■ **Task statement**: Comb through the entries for "JSON" and pull out each line that holds it.

■ **Stored records**:
· · · · ·

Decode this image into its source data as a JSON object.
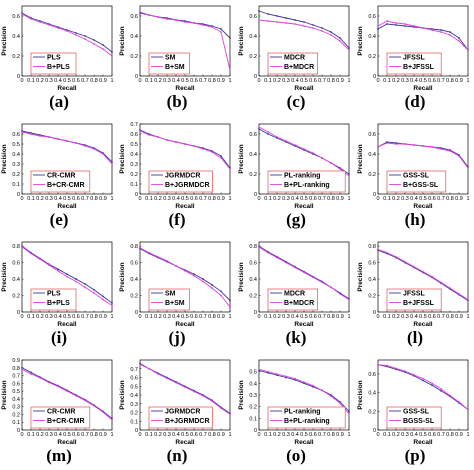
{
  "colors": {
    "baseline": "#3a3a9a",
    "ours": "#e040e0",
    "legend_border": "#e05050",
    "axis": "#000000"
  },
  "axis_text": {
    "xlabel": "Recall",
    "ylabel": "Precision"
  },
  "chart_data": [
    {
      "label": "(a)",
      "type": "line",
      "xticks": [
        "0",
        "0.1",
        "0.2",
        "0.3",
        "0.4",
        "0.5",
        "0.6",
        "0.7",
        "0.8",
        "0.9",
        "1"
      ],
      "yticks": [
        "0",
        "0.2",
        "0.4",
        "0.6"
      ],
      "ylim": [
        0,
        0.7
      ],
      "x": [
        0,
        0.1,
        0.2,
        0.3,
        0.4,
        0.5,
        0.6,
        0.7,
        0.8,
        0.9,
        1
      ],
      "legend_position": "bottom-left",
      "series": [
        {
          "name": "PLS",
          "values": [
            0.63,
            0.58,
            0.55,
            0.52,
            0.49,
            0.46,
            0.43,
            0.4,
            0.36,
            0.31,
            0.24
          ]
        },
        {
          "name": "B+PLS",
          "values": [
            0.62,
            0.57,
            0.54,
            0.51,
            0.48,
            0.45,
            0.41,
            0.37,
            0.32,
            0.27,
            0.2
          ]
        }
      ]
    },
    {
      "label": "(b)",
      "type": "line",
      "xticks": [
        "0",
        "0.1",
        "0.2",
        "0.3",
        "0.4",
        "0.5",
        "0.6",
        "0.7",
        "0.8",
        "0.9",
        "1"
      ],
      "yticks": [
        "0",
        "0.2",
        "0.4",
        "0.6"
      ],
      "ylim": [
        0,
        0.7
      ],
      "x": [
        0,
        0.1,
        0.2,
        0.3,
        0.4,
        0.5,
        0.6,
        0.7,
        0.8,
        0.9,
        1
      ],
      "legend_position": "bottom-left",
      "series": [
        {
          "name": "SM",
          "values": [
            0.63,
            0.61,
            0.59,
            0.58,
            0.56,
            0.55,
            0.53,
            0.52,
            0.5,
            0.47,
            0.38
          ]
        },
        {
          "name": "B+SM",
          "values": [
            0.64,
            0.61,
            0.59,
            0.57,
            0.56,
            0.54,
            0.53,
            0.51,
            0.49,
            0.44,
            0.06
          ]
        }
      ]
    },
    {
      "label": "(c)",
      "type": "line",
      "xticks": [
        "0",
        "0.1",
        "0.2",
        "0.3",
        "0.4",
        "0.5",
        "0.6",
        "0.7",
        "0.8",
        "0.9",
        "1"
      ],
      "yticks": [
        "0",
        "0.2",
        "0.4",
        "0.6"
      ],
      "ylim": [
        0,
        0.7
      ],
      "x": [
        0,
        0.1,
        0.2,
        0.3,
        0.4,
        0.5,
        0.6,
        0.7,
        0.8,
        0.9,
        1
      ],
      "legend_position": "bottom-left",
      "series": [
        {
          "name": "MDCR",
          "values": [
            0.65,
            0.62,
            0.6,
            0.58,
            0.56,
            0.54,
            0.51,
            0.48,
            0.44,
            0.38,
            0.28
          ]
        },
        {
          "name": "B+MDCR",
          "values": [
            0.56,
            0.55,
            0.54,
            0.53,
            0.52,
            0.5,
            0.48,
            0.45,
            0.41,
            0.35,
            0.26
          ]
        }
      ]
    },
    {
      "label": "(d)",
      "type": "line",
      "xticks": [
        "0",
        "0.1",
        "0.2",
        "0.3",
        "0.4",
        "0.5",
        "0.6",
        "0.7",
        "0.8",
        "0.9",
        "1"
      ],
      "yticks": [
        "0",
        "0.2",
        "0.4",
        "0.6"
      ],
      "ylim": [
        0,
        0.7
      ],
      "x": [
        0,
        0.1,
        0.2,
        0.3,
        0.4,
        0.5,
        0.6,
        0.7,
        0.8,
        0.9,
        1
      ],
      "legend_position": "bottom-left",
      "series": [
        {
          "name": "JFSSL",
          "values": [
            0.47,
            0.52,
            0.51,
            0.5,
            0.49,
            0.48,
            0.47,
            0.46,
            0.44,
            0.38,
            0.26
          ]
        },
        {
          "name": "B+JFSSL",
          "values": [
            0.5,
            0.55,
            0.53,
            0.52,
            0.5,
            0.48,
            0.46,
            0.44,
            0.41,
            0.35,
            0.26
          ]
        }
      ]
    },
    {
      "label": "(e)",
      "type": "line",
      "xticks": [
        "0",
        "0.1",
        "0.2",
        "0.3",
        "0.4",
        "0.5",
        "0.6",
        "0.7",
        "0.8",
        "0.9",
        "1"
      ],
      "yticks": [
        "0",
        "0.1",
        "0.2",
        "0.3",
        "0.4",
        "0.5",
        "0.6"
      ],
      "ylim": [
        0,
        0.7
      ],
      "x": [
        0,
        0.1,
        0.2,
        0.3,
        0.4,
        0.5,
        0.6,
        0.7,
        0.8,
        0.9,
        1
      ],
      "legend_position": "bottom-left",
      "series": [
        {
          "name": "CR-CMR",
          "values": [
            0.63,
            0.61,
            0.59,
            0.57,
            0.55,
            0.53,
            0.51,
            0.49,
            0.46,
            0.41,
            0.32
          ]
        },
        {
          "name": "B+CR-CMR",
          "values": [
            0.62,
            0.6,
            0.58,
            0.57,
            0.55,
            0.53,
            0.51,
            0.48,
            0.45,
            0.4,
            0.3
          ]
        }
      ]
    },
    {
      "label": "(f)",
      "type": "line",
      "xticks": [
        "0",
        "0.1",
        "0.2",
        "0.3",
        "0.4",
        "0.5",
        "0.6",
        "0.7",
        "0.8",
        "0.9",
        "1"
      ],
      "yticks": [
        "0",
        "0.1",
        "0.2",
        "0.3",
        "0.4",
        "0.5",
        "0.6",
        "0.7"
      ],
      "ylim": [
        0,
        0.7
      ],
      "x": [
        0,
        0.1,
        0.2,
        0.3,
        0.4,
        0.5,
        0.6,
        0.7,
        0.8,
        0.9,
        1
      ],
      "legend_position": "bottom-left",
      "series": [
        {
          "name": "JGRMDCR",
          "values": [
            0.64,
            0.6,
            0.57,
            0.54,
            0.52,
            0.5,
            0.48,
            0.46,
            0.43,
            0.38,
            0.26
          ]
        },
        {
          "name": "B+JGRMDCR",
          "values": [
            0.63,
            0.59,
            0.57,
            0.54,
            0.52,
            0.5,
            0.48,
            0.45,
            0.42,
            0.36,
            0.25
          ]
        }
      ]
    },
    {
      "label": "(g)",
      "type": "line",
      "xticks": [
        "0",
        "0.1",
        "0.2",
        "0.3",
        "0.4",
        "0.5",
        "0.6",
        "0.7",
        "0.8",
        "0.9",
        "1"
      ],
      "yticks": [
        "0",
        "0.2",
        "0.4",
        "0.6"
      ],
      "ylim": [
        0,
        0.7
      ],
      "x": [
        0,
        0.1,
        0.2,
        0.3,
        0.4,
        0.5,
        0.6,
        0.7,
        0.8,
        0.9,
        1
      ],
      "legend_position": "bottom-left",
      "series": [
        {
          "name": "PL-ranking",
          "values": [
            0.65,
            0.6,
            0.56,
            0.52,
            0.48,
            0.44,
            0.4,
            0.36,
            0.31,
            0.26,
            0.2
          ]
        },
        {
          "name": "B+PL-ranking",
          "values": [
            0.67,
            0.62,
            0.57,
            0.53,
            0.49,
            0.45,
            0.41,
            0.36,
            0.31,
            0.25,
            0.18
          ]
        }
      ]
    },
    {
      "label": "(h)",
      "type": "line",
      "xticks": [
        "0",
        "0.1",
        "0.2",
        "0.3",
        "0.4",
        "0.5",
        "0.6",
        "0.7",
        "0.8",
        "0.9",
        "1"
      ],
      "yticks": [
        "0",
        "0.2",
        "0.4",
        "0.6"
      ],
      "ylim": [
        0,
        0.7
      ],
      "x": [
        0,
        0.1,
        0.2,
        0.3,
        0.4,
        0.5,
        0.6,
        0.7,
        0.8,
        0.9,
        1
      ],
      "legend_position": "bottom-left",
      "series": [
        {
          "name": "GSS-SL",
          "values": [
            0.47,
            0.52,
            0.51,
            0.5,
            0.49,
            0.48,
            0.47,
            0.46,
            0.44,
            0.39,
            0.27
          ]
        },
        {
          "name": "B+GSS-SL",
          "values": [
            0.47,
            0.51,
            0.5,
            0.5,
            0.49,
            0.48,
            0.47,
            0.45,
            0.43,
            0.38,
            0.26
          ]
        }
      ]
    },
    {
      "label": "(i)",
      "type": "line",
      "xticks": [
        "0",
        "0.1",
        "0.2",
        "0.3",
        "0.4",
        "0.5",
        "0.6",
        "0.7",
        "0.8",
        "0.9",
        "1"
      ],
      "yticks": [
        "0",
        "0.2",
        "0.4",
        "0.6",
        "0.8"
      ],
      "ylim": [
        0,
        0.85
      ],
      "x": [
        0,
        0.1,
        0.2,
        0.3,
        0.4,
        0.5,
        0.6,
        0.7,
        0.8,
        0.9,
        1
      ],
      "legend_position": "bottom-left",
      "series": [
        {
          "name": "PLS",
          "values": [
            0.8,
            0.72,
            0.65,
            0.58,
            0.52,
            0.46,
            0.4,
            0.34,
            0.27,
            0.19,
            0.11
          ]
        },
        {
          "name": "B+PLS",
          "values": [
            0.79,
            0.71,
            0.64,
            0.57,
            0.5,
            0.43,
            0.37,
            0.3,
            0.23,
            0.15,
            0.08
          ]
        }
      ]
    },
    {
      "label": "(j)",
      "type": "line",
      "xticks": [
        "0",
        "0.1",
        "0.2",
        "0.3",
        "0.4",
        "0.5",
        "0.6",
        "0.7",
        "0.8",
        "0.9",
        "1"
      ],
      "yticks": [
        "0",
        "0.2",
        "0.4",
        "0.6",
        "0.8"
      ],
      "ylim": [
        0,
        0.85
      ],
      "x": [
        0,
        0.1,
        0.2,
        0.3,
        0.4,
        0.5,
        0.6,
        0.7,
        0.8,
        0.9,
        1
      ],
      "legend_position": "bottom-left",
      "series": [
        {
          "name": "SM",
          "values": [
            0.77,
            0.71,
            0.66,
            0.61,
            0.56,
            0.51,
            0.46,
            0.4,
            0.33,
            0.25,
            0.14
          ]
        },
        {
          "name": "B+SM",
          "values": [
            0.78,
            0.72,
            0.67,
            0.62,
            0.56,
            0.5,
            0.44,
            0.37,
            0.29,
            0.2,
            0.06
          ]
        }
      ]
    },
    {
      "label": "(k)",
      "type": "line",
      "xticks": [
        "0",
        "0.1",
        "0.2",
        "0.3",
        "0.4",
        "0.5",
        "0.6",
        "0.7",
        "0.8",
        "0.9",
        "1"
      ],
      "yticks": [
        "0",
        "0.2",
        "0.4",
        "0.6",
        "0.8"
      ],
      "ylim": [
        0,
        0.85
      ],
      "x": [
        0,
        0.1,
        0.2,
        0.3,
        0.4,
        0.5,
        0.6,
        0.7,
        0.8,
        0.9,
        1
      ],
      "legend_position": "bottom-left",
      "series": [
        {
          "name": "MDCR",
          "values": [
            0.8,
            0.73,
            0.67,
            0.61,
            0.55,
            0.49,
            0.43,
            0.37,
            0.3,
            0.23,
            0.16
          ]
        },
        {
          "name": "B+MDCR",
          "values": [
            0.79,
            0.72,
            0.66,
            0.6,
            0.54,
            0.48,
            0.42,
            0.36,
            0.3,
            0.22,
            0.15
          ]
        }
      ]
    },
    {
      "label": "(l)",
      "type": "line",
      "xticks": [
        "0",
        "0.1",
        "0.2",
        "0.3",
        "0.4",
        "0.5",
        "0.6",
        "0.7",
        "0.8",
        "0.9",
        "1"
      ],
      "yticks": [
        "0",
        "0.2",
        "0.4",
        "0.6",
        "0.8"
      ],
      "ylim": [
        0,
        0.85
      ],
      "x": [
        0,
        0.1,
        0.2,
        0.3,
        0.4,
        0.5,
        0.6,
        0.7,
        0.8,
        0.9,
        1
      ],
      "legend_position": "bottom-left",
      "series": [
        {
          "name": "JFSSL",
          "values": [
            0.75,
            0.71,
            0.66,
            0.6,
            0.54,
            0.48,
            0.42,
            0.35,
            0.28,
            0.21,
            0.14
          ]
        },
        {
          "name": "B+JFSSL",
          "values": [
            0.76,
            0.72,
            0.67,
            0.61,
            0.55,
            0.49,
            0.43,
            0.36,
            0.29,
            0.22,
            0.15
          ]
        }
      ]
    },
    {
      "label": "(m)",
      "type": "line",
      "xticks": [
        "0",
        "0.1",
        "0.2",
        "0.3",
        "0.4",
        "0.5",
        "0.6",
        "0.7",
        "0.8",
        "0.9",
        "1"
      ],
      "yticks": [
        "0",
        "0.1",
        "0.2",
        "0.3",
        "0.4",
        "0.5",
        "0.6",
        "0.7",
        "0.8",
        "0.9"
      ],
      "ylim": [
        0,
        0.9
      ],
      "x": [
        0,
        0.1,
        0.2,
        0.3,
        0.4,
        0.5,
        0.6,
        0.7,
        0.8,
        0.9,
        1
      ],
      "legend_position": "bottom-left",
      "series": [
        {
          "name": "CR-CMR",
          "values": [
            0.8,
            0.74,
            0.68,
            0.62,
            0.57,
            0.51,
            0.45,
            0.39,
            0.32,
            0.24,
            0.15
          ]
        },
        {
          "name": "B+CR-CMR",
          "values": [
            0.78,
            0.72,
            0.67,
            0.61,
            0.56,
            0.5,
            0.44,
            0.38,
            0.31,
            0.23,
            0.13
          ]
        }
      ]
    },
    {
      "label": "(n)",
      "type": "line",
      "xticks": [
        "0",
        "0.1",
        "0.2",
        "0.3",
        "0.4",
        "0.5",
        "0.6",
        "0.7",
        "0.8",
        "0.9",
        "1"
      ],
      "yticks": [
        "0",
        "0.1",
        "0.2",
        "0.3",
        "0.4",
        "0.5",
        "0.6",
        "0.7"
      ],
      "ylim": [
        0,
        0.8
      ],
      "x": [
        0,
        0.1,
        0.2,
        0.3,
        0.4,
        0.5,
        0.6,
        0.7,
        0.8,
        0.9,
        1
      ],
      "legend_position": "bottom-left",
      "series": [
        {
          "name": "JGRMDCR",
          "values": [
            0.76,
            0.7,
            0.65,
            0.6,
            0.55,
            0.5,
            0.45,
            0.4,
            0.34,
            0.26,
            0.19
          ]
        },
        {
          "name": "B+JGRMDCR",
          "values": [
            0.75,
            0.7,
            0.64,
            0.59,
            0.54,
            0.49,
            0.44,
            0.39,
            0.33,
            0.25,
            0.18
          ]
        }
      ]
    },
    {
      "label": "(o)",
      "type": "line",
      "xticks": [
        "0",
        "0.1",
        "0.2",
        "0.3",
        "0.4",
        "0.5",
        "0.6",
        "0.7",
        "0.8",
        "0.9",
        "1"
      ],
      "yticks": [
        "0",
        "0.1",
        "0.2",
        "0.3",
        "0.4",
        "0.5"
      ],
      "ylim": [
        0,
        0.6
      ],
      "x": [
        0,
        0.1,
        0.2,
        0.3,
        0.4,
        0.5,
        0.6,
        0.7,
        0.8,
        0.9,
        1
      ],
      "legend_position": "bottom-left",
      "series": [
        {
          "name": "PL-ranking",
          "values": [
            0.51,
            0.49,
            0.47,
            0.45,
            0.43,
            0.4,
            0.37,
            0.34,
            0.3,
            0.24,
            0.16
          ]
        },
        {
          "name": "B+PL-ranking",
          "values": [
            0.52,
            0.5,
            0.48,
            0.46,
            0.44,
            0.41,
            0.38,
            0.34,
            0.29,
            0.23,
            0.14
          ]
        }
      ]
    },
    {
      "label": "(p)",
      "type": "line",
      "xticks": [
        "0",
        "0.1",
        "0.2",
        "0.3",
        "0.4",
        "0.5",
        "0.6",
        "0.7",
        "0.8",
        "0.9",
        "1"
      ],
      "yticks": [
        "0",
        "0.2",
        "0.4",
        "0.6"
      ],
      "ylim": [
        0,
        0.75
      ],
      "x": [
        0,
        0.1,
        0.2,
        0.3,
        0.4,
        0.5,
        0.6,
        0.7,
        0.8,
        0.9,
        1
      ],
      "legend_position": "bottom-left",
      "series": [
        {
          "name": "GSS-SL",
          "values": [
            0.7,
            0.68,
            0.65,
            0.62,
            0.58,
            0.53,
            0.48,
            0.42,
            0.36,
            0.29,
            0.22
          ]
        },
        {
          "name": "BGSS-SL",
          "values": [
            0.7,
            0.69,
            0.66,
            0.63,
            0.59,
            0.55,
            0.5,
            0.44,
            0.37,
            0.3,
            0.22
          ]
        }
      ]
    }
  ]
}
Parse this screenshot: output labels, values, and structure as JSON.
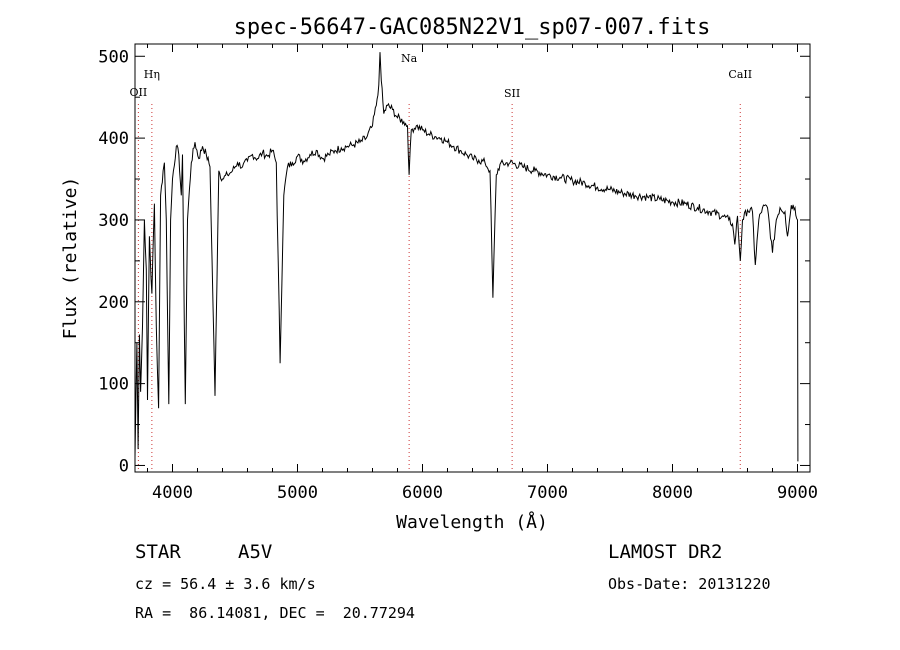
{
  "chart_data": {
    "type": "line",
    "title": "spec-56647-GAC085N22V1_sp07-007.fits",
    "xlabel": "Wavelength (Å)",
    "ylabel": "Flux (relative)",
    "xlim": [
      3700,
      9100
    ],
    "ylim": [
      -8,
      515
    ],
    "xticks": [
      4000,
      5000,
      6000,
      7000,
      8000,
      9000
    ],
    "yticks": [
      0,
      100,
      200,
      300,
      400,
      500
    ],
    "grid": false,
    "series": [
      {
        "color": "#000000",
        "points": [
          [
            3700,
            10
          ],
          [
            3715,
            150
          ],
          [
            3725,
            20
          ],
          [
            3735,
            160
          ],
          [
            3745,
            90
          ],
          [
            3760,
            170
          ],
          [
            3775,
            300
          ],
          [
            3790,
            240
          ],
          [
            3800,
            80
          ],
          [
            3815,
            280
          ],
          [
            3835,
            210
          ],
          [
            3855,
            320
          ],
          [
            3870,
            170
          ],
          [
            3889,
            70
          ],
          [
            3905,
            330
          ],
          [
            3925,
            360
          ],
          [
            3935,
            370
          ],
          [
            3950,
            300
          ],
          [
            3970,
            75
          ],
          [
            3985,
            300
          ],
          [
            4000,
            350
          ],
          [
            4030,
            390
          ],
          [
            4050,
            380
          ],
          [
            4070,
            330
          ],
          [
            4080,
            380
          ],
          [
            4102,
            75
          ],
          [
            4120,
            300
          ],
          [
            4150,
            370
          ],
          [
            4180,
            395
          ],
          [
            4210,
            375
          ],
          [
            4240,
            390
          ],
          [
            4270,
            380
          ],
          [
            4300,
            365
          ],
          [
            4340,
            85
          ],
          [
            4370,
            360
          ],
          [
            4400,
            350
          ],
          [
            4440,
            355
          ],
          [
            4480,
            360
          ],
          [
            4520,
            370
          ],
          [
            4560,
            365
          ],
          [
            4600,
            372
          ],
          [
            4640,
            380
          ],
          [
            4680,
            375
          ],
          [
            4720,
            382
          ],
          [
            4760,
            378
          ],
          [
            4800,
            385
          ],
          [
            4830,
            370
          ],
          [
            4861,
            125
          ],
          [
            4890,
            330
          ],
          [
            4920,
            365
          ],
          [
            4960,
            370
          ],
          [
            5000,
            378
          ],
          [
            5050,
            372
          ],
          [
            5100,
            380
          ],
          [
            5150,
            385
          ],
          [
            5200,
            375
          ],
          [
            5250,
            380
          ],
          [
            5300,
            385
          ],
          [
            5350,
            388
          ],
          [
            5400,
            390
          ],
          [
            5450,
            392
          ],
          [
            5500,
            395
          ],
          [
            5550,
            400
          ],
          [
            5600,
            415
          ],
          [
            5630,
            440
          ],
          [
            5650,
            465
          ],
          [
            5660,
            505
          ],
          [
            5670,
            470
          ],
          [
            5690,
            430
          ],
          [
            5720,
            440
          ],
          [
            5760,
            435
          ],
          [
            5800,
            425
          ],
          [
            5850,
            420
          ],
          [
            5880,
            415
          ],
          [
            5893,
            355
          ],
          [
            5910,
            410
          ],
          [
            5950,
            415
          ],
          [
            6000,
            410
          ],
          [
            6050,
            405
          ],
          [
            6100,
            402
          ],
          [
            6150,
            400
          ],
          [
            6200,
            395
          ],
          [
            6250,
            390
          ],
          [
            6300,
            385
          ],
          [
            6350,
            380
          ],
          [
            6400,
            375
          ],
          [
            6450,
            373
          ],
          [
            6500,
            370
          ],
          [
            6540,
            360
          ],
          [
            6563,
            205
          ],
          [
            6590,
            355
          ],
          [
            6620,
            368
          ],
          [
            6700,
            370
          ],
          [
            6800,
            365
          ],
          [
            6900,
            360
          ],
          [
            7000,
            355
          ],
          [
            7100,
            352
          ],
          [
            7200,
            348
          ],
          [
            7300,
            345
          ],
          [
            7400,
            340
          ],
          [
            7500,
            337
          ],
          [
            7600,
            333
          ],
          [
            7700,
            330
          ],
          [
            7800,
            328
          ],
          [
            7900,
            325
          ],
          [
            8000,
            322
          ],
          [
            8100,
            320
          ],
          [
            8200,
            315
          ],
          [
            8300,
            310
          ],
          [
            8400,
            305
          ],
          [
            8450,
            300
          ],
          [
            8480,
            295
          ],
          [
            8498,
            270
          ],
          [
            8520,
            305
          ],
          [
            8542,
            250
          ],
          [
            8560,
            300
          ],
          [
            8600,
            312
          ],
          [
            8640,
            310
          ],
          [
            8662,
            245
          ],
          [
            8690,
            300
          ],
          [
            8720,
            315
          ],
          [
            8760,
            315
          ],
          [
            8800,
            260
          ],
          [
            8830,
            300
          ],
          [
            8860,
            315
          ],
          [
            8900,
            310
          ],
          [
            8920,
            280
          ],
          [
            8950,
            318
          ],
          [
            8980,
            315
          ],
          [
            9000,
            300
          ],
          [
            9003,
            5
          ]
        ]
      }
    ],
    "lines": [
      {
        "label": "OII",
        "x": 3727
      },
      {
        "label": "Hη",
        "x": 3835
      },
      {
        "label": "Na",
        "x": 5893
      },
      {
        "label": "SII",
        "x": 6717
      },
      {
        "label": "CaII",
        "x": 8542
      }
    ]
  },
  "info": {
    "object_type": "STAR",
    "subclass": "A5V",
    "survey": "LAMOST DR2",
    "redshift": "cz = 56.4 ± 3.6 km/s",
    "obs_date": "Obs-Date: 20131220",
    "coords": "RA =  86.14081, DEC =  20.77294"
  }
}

· · · · ·

■ **Written answer**:
Decode this image into its source data as a JSON object.
Parse this screenshot: output labels, values, and structure as JSON.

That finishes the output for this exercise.